__Stated task__.
Give only the number of lines in these records that contain the word "table".

__Information provided__.
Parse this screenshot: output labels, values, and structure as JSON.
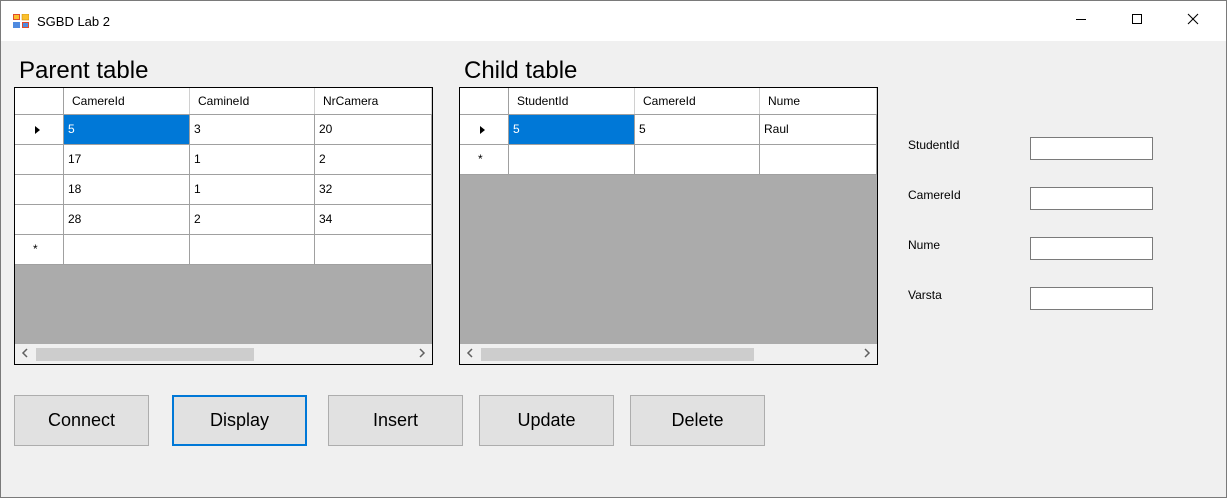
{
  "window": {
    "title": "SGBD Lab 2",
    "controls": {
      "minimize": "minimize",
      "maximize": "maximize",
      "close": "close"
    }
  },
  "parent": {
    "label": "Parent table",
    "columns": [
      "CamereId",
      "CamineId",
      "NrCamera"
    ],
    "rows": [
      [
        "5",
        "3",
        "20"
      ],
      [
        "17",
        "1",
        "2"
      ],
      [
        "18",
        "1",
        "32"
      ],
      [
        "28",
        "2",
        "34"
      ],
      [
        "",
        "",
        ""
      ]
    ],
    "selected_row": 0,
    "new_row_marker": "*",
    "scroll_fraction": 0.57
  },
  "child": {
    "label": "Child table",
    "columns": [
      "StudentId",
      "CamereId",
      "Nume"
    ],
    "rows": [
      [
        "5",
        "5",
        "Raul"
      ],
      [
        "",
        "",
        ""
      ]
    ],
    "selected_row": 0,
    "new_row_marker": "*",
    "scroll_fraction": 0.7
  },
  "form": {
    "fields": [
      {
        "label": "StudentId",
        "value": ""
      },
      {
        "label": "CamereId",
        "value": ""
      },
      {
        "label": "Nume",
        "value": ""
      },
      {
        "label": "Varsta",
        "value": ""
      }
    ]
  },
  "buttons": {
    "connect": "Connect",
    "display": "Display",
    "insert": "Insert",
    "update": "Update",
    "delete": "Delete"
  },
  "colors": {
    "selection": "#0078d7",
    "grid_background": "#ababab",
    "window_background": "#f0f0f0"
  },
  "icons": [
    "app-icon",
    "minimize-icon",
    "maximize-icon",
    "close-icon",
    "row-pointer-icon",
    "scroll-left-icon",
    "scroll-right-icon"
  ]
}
==
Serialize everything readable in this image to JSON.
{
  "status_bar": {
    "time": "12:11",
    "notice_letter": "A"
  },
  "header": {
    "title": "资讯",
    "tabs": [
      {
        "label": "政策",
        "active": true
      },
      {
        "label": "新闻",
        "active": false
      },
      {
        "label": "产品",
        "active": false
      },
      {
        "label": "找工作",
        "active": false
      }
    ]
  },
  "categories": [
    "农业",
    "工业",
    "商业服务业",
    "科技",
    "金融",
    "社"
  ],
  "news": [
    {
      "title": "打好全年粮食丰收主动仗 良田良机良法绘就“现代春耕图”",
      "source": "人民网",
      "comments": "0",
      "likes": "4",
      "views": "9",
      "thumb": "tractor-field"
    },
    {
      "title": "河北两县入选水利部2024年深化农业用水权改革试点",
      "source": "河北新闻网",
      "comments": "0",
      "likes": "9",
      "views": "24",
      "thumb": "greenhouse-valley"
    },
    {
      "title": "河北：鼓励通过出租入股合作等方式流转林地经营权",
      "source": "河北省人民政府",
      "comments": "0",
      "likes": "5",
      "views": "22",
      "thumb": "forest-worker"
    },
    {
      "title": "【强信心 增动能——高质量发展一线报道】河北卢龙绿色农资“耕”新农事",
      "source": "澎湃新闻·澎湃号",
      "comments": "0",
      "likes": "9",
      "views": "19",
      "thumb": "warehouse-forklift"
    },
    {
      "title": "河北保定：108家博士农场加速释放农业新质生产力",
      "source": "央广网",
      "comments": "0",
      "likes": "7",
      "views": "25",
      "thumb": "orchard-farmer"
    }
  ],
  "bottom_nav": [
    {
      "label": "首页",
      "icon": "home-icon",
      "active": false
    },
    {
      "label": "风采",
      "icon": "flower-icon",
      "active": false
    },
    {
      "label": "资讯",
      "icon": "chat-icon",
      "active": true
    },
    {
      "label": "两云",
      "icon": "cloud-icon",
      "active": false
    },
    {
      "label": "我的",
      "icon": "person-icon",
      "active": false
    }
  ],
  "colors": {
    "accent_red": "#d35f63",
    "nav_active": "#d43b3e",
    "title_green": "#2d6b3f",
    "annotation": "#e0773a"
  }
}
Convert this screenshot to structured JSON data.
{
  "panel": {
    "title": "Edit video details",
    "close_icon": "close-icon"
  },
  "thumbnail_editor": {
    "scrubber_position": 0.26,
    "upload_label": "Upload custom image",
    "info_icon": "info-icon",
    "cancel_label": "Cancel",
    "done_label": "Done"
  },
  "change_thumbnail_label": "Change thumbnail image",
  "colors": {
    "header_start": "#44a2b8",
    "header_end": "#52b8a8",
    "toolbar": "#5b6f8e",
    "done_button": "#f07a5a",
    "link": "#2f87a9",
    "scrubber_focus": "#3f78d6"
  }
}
* * *
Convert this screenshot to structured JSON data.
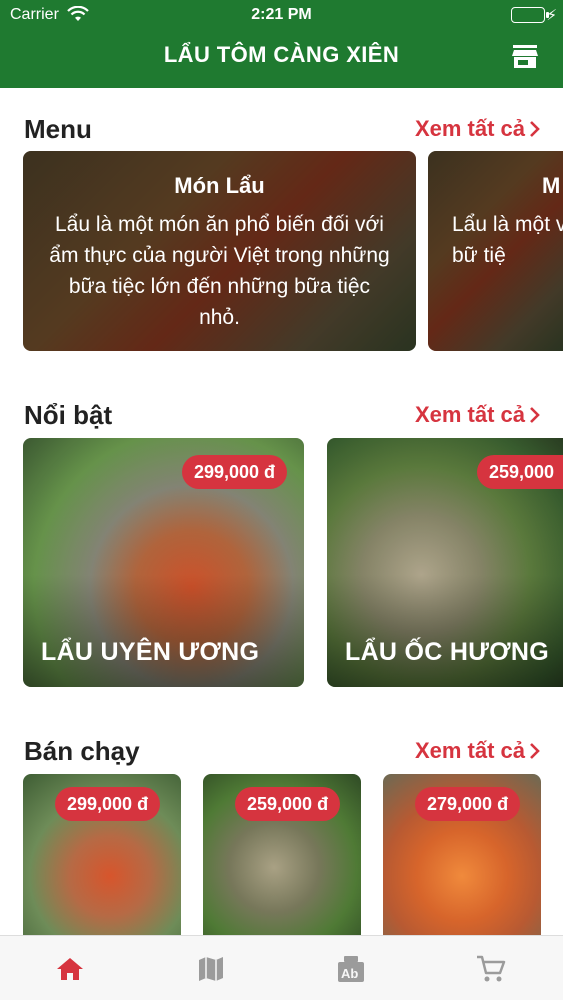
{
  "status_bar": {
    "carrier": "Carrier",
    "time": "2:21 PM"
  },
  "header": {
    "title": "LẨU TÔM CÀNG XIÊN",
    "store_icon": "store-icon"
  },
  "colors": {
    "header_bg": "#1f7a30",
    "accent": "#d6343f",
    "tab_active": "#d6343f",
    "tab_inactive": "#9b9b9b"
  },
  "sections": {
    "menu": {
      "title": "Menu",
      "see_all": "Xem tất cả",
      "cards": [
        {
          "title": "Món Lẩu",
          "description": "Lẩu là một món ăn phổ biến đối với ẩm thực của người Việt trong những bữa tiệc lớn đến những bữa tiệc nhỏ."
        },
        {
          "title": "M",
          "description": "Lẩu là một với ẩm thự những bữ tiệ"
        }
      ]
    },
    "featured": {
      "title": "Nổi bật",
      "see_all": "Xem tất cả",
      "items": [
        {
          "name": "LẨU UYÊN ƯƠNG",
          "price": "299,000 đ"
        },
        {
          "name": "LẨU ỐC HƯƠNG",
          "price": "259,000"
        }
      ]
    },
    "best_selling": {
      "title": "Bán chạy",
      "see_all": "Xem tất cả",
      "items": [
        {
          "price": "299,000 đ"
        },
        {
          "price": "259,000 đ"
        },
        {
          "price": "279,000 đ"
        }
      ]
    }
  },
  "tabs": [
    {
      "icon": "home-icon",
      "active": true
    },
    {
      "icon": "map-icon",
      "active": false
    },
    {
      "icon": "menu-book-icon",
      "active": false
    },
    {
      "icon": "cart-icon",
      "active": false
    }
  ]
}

__Finished task__.
2